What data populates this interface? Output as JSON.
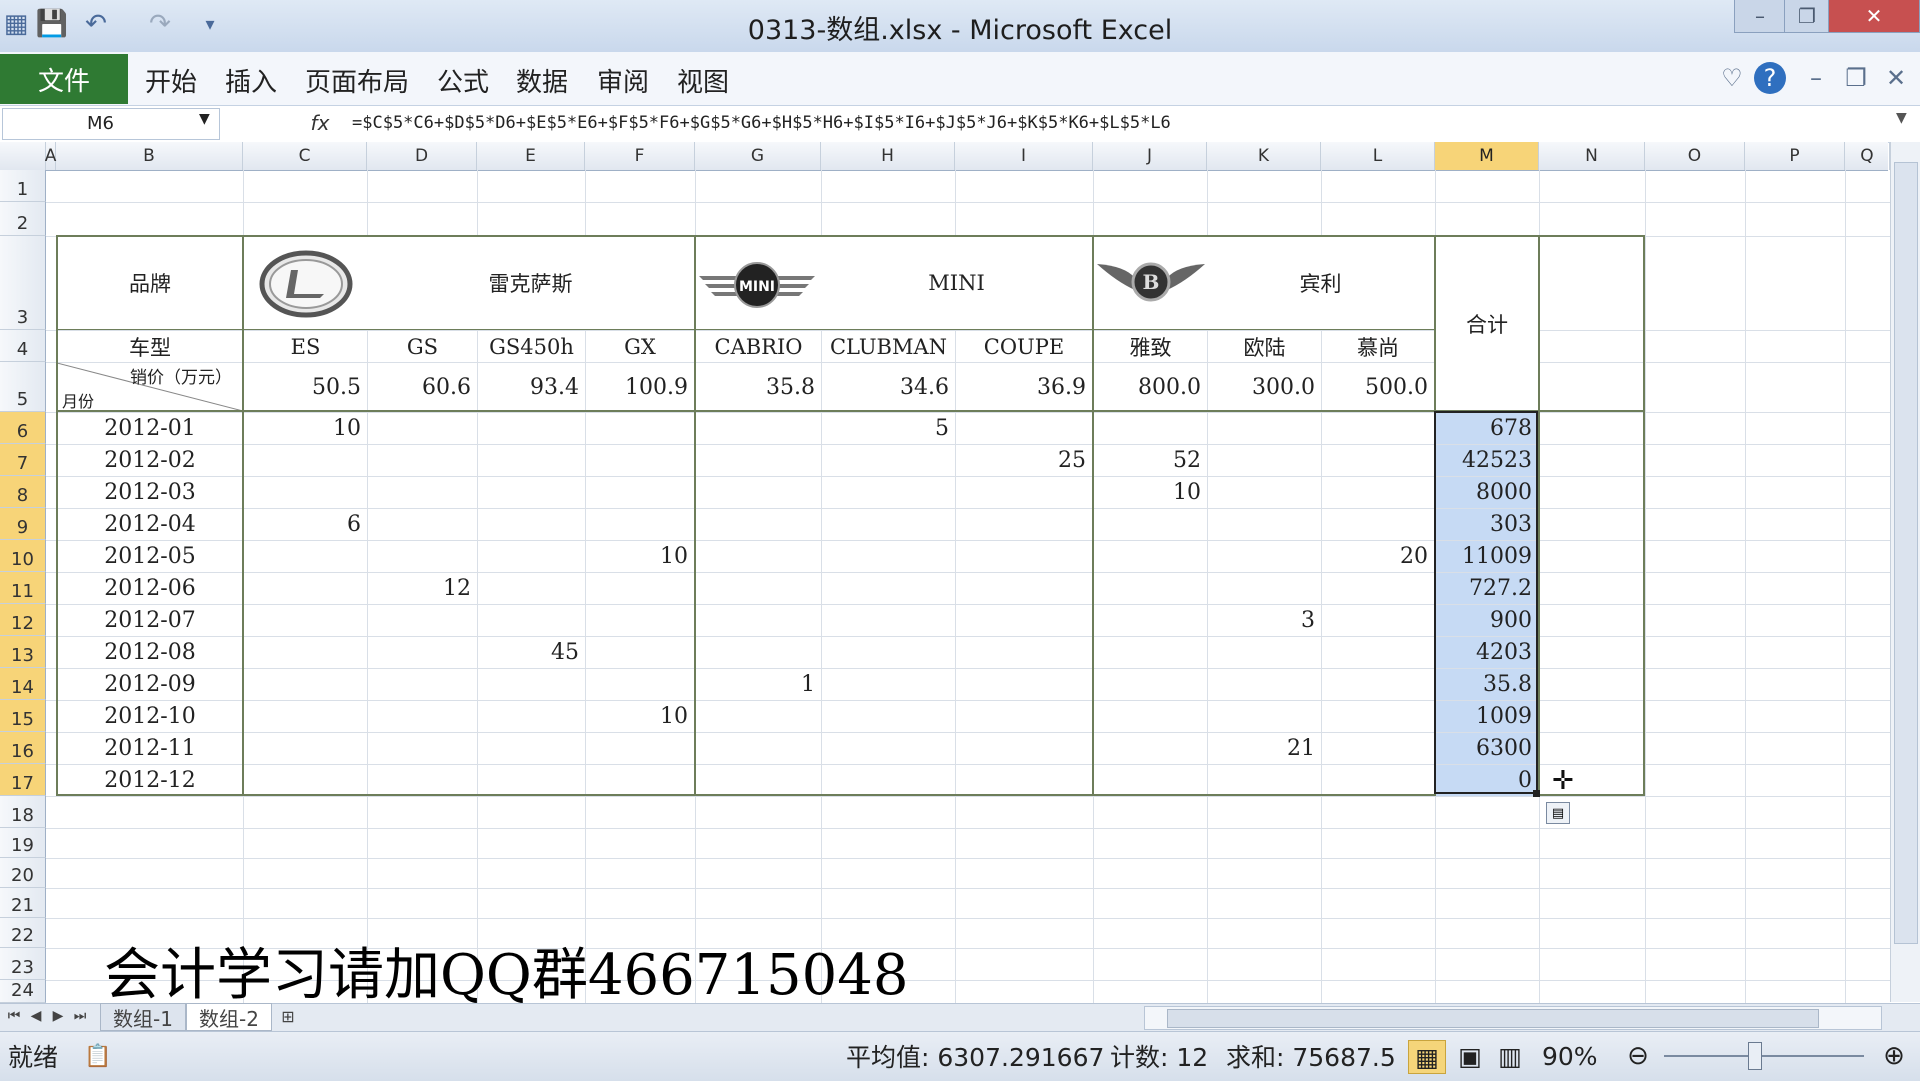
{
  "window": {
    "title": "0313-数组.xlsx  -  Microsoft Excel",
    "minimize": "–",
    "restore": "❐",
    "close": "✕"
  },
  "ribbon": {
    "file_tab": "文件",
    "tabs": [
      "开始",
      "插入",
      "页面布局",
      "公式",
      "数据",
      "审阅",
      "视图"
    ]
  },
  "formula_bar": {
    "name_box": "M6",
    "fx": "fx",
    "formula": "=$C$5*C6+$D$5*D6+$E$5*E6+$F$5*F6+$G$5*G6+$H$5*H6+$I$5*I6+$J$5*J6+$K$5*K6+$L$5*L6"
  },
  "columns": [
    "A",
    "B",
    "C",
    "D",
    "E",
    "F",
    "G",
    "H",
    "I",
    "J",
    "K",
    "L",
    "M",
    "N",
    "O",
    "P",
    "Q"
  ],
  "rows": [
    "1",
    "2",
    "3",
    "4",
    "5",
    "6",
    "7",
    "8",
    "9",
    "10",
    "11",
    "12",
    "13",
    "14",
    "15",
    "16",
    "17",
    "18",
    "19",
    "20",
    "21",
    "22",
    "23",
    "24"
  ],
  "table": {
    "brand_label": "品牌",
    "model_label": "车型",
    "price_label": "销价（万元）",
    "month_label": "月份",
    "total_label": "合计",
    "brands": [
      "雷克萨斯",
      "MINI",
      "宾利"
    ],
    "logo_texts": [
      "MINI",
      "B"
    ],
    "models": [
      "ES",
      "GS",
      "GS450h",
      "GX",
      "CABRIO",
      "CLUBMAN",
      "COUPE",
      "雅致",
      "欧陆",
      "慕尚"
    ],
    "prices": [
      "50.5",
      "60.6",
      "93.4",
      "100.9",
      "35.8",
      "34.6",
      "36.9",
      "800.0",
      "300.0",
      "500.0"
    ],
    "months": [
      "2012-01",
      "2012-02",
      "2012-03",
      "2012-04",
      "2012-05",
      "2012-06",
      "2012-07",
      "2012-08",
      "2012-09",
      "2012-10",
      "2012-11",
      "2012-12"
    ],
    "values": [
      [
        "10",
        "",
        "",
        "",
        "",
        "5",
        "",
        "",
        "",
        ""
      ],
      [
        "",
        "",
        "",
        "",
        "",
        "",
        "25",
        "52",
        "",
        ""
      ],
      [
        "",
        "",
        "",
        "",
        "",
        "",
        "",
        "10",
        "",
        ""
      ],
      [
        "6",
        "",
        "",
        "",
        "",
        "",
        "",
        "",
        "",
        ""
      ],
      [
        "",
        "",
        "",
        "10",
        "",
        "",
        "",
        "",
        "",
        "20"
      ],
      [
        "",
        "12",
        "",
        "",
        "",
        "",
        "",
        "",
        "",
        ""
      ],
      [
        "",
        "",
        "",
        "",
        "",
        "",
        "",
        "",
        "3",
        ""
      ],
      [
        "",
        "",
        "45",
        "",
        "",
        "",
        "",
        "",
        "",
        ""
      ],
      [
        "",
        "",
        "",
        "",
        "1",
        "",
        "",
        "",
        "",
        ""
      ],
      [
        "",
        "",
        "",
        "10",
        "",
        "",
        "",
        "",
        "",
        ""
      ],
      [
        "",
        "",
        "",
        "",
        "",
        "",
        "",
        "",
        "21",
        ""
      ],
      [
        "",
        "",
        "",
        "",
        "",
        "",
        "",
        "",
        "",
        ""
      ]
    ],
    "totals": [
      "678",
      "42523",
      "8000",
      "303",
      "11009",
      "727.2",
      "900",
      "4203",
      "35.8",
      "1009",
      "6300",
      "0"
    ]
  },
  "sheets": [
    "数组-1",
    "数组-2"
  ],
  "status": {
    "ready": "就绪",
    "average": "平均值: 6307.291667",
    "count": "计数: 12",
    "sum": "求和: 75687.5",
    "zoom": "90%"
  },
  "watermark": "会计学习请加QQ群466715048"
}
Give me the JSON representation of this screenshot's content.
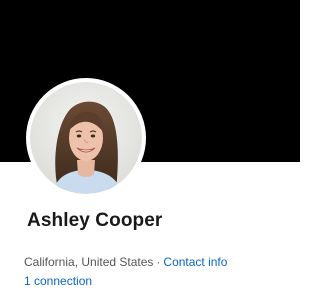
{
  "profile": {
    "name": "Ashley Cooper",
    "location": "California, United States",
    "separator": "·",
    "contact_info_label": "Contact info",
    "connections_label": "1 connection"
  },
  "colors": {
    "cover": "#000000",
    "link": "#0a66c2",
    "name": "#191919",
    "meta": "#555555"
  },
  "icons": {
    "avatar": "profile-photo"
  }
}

********************

Identify each line containing the string "this" and copy it out.

What data populates this interface? Output as JSON.
Give me the JSON representation of this screenshot's content.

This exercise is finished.